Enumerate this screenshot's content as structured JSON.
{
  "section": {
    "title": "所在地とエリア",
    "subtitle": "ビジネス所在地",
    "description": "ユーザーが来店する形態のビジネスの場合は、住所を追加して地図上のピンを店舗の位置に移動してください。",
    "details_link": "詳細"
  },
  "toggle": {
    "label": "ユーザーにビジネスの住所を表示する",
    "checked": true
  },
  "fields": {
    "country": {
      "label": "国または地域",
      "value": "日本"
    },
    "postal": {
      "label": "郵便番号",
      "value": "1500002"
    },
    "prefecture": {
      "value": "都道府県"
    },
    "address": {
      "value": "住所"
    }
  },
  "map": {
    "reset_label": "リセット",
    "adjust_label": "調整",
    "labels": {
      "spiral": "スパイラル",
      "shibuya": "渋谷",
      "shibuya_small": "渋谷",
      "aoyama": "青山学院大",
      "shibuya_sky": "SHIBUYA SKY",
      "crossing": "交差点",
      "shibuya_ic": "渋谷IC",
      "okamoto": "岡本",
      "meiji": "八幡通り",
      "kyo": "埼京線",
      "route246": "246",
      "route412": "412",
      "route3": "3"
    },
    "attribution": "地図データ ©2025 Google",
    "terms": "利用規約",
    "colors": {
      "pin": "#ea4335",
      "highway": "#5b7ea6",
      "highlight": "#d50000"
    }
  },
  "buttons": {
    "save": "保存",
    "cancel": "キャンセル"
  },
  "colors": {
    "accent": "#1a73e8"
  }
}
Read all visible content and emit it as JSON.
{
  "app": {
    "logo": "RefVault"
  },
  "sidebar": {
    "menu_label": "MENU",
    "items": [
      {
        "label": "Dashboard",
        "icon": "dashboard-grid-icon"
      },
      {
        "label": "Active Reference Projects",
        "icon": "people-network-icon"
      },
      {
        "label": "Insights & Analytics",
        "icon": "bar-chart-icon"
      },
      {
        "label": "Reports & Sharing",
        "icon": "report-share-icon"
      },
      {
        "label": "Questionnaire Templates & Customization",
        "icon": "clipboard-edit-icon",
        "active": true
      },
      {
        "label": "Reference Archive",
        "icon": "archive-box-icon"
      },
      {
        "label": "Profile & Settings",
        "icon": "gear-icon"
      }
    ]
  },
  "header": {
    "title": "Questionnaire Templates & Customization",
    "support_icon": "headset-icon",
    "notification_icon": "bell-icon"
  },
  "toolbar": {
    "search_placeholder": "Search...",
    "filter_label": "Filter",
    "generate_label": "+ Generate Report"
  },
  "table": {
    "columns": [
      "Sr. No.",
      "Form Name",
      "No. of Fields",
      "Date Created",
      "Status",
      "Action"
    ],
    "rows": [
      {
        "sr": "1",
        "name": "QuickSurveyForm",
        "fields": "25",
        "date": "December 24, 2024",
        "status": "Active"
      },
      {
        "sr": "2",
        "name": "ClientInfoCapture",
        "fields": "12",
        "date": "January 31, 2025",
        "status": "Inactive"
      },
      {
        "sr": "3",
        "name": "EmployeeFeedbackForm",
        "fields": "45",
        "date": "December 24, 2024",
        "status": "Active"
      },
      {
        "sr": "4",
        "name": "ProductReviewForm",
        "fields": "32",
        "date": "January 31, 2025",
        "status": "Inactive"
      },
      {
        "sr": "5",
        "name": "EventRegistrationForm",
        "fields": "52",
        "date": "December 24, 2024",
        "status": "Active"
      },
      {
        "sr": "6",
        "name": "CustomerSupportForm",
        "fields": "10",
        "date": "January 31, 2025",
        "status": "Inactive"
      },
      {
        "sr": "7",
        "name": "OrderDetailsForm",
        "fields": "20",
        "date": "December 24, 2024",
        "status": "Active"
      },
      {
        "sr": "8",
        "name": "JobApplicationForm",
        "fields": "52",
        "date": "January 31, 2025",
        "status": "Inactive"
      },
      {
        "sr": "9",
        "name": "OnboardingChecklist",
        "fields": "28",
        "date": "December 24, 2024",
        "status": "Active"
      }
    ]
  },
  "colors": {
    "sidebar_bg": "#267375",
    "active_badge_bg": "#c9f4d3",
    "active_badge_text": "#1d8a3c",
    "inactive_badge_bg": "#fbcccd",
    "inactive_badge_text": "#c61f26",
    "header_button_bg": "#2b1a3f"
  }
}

...

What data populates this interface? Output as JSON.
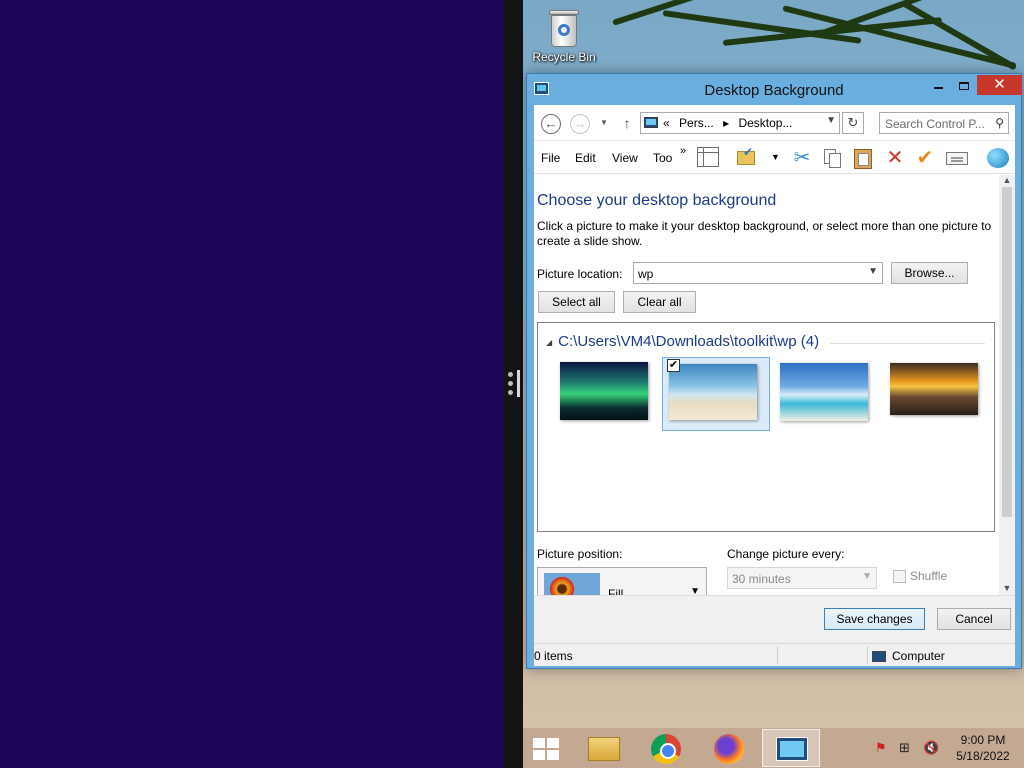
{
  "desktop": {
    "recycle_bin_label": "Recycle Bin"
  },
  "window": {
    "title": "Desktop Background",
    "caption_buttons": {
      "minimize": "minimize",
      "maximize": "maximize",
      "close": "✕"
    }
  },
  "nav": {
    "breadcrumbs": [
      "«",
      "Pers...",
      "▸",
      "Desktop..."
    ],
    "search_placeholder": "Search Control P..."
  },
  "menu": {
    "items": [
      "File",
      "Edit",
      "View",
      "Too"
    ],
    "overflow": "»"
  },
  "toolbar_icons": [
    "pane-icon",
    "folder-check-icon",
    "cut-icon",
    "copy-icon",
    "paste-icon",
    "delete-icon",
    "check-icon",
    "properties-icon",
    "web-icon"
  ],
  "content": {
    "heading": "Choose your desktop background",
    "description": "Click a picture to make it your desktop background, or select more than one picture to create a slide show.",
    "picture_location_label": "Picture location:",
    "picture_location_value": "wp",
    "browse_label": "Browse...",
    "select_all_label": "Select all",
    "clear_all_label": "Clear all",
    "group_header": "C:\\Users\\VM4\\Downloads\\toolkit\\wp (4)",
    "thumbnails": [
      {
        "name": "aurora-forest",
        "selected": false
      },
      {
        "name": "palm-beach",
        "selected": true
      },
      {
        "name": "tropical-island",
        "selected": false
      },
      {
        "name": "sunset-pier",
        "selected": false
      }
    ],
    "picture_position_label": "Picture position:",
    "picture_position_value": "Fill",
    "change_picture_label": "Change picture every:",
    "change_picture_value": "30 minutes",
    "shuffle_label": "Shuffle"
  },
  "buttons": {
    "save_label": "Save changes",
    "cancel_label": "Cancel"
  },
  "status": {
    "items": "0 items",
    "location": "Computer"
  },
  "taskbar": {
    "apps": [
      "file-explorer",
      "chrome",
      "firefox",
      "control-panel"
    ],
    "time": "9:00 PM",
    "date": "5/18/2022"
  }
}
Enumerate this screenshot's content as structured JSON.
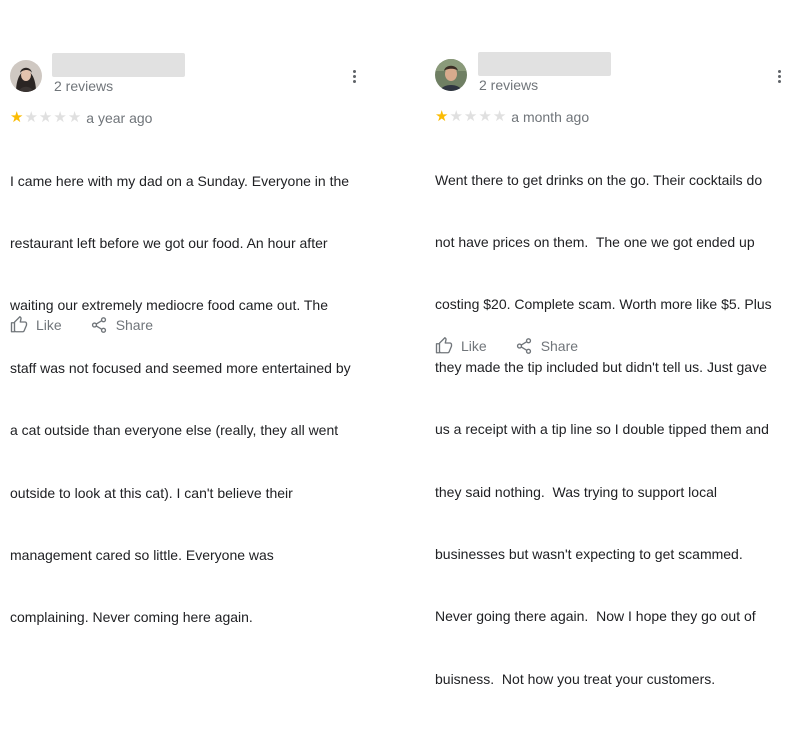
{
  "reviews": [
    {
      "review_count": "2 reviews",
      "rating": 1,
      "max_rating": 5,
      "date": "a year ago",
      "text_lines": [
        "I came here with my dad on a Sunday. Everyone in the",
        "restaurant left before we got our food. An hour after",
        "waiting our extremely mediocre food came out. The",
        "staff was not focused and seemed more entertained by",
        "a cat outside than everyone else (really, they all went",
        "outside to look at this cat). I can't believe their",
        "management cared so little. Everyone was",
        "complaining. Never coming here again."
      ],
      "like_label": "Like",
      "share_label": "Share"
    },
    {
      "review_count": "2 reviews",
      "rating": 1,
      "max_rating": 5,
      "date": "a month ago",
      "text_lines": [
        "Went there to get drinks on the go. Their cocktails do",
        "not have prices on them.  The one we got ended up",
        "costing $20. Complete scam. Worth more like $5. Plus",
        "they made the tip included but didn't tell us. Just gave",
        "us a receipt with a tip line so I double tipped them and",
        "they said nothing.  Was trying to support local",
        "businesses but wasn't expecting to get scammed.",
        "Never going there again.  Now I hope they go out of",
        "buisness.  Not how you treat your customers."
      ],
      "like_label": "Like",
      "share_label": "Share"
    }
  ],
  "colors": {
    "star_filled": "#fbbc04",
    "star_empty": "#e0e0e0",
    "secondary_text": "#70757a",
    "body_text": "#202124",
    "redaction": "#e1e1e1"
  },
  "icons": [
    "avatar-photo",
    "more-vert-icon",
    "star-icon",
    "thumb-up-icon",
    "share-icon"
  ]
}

DESCRIPTION OF THE TASK => Copy out every line of the material above that mentions the word "this".

TASK ANSWER =>
Enumerate this screenshot's content as structured JSON.
What data populates this interface? Output as JSON.
Enumerate this screenshot's content as structured JSON.
        "outside to look at this cat). I can't believe their",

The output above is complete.